**What to produce:** Each line that follows is to be retyped exactly.

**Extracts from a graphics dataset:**
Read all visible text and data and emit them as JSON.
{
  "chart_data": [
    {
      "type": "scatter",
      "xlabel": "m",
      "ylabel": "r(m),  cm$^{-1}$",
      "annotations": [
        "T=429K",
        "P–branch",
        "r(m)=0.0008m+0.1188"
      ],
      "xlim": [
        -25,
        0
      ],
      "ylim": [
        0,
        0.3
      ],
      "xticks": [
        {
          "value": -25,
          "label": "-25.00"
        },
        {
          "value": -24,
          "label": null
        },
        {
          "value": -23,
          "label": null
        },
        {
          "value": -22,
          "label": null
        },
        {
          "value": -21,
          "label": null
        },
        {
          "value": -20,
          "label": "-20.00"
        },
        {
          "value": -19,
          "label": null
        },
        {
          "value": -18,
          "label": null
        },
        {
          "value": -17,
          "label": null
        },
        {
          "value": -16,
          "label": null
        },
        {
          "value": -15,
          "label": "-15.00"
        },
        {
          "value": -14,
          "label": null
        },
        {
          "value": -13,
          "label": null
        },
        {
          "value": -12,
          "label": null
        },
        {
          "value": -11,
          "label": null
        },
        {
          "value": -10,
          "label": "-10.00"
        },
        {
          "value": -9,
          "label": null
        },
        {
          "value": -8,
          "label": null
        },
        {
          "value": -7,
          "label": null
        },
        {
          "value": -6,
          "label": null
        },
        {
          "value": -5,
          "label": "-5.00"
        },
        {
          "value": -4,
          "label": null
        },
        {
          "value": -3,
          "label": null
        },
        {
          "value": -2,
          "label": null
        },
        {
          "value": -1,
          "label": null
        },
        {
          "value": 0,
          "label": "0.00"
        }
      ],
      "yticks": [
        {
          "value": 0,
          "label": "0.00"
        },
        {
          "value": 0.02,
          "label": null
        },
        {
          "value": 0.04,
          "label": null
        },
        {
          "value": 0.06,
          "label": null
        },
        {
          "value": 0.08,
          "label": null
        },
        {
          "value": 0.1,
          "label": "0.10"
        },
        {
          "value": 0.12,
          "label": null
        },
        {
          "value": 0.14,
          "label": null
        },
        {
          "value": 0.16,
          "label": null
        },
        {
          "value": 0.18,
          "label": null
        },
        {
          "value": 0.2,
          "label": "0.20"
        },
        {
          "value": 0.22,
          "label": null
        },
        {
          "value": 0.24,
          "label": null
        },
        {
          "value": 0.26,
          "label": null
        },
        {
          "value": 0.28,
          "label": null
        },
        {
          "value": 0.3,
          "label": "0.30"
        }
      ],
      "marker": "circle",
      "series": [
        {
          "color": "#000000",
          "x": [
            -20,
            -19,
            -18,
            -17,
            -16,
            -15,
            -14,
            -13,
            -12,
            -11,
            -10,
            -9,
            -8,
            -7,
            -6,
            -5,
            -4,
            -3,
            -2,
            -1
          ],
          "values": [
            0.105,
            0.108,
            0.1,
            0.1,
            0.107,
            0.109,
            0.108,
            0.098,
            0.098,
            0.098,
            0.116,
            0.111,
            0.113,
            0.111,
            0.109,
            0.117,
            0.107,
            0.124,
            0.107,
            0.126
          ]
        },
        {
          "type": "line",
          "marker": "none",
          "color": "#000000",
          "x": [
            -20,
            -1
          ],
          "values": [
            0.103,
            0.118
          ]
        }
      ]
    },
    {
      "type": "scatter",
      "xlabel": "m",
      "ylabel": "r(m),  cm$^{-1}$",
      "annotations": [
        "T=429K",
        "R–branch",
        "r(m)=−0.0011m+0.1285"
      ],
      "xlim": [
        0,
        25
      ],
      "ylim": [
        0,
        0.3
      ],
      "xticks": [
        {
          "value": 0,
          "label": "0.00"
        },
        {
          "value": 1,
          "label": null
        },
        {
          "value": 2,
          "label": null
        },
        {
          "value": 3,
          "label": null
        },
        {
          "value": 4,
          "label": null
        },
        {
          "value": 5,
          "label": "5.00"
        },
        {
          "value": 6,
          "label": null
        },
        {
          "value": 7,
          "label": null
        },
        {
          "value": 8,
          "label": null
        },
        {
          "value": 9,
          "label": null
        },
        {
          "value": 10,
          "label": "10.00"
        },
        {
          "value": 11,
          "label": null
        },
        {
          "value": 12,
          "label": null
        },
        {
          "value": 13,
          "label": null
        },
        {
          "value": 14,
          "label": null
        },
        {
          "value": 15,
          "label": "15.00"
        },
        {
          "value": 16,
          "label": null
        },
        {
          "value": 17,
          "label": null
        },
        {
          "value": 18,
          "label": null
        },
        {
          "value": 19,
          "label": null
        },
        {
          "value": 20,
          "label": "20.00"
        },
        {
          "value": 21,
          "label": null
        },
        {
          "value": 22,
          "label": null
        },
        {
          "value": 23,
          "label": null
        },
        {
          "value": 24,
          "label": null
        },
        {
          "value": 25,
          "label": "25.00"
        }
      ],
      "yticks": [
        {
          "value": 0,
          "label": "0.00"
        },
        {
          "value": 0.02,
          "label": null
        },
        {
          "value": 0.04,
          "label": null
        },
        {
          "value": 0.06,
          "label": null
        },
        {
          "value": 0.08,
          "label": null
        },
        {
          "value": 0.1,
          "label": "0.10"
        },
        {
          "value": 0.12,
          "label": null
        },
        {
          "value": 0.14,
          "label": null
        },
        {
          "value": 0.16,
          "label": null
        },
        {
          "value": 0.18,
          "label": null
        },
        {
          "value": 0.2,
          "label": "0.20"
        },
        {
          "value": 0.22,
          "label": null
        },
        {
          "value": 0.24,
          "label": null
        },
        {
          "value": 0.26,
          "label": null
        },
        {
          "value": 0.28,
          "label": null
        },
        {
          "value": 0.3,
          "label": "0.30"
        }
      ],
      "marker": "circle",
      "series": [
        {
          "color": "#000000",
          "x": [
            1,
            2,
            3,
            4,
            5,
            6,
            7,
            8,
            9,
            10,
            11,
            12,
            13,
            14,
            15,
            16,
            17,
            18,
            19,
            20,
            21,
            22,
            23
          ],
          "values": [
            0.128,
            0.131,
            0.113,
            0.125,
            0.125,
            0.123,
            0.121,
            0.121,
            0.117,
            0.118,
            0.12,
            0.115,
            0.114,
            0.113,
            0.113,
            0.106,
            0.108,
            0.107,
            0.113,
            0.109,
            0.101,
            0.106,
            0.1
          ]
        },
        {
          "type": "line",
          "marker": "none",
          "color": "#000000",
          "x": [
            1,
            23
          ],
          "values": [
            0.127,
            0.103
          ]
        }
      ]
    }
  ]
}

**Solution for this problem:**
Read all visible text and data and emit them as JSON.
{
  "chart_data": [
    {
      "type": "scatter",
      "xlabel": "m",
      "ylabel": "r(m),  cm$^{-1}$",
      "annotations": [
        "T=429K",
        "P–branch",
        "r(m)=0.0008m+0.1188"
      ],
      "xlim": [
        -25,
        0
      ],
      "ylim": [
        0,
        0.3
      ],
      "xticks": [
        {
          "value": -25,
          "label": "-25.00"
        },
        {
          "value": -24,
          "label": null
        },
        {
          "value": -23,
          "label": null
        },
        {
          "value": -22,
          "label": null
        },
        {
          "value": -21,
          "label": null
        },
        {
          "value": -20,
          "label": "-20.00"
        },
        {
          "value": -19,
          "label": null
        },
        {
          "value": -18,
          "label": null
        },
        {
          "value": -17,
          "label": null
        },
        {
          "value": -16,
          "label": null
        },
        {
          "value": -15,
          "label": "-15.00"
        },
        {
          "value": -14,
          "label": null
        },
        {
          "value": -13,
          "label": null
        },
        {
          "value": -12,
          "label": null
        },
        {
          "value": -11,
          "label": null
        },
        {
          "value": -10,
          "label": "-10.00"
        },
        {
          "value": -9,
          "label": null
        },
        {
          "value": -8,
          "label": null
        },
        {
          "value": -7,
          "label": null
        },
        {
          "value": -6,
          "label": null
        },
        {
          "value": -5,
          "label": "-5.00"
        },
        {
          "value": -4,
          "label": null
        },
        {
          "value": -3,
          "label": null
        },
        {
          "value": -2,
          "label": null
        },
        {
          "value": -1,
          "label": null
        },
        {
          "value": 0,
          "label": "0.00"
        }
      ],
      "yticks": [
        {
          "value": 0,
          "label": "0.00"
        },
        {
          "value": 0.02,
          "label": null
        },
        {
          "value": 0.04,
          "label": null
        },
        {
          "value": 0.06,
          "label": null
        },
        {
          "value": 0.08,
          "label": null
        },
        {
          "value": 0.1,
          "label": "0.10"
        },
        {
          "value": 0.12,
          "label": null
        },
        {
          "value": 0.14,
          "label": null
        },
        {
          "value": 0.16,
          "label": null
        },
        {
          "value": 0.18,
          "label": null
        },
        {
          "value": 0.2,
          "label": "0.20"
        },
        {
          "value": 0.22,
          "label": null
        },
        {
          "value": 0.24,
          "label": null
        },
        {
          "value": 0.26,
          "label": null
        },
        {
          "value": 0.28,
          "label": null
        },
        {
          "value": 0.3,
          "label": "0.30"
        }
      ],
      "marker": "circle",
      "series": [
        {
          "color": "#000000",
          "x": [
            -20,
            -19,
            -18,
            -17,
            -16,
            -15,
            -14,
            -13,
            -12,
            -11,
            -10,
            -9,
            -8,
            -7,
            -6,
            -5,
            -4,
            -3,
            -2,
            -1
          ],
          "values": [
            0.105,
            0.108,
            0.1,
            0.1,
            0.107,
            0.109,
            0.108,
            0.098,
            0.098,
            0.098,
            0.116,
            0.111,
            0.113,
            0.111,
            0.109,
            0.117,
            0.107,
            0.124,
            0.107,
            0.126
          ]
        },
        {
          "type": "line",
          "marker": "none",
          "color": "#000000",
          "x": [
            -20,
            -1
          ],
          "values": [
            0.103,
            0.118
          ]
        }
      ]
    },
    {
      "type": "scatter",
      "xlabel": "m",
      "ylabel": "r(m),  cm$^{-1}$",
      "annotations": [
        "T=429K",
        "R–branch",
        "r(m)=−0.0011m+0.1285"
      ],
      "xlim": [
        0,
        25
      ],
      "ylim": [
        0,
        0.3
      ],
      "xticks": [
        {
          "value": 0,
          "label": "0.00"
        },
        {
          "value": 1,
          "label": null
        },
        {
          "value": 2,
          "label": null
        },
        {
          "value": 3,
          "label": null
        },
        {
          "value": 4,
          "label": null
        },
        {
          "value": 5,
          "label": "5.00"
        },
        {
          "value": 6,
          "label": null
        },
        {
          "value": 7,
          "label": null
        },
        {
          "value": 8,
          "label": null
        },
        {
          "value": 9,
          "label": null
        },
        {
          "value": 10,
          "label": "10.00"
        },
        {
          "value": 11,
          "label": null
        },
        {
          "value": 12,
          "label": null
        },
        {
          "value": 13,
          "label": null
        },
        {
          "value": 14,
          "label": null
        },
        {
          "value": 15,
          "label": "15.00"
        },
        {
          "value": 16,
          "label": null
        },
        {
          "value": 17,
          "label": null
        },
        {
          "value": 18,
          "label": null
        },
        {
          "value": 19,
          "label": null
        },
        {
          "value": 20,
          "label": "20.00"
        },
        {
          "value": 21,
          "label": null
        },
        {
          "value": 22,
          "label": null
        },
        {
          "value": 23,
          "label": null
        },
        {
          "value": 24,
          "label": null
        },
        {
          "value": 25,
          "label": "25.00"
        }
      ],
      "yticks": [
        {
          "value": 0,
          "label": "0.00"
        },
        {
          "value": 0.02,
          "label": null
        },
        {
          "value": 0.04,
          "label": null
        },
        {
          "value": 0.06,
          "label": null
        },
        {
          "value": 0.08,
          "label": null
        },
        {
          "value": 0.1,
          "label": "0.10"
        },
        {
          "value": 0.12,
          "label": null
        },
        {
          "value": 0.14,
          "label": null
        },
        {
          "value": 0.16,
          "label": null
        },
        {
          "value": 0.18,
          "label": null
        },
        {
          "value": 0.2,
          "label": "0.20"
        },
        {
          "value": 0.22,
          "label": null
        },
        {
          "value": 0.24,
          "label": null
        },
        {
          "value": 0.26,
          "label": null
        },
        {
          "value": 0.28,
          "label": null
        },
        {
          "value": 0.3,
          "label": "0.30"
        }
      ],
      "marker": "circle",
      "series": [
        {
          "color": "#000000",
          "x": [
            1,
            2,
            3,
            4,
            5,
            6,
            7,
            8,
            9,
            10,
            11,
            12,
            13,
            14,
            15,
            16,
            17,
            18,
            19,
            20,
            21,
            22,
            23
          ],
          "values": [
            0.128,
            0.131,
            0.113,
            0.125,
            0.125,
            0.123,
            0.121,
            0.121,
            0.117,
            0.118,
            0.12,
            0.115,
            0.114,
            0.113,
            0.113,
            0.106,
            0.108,
            0.107,
            0.113,
            0.109,
            0.101,
            0.106,
            0.1
          ]
        },
        {
          "type": "line",
          "marker": "none",
          "color": "#000000",
          "x": [
            1,
            23
          ],
          "values": [
            0.127,
            0.103
          ]
        }
      ]
    }
  ]
}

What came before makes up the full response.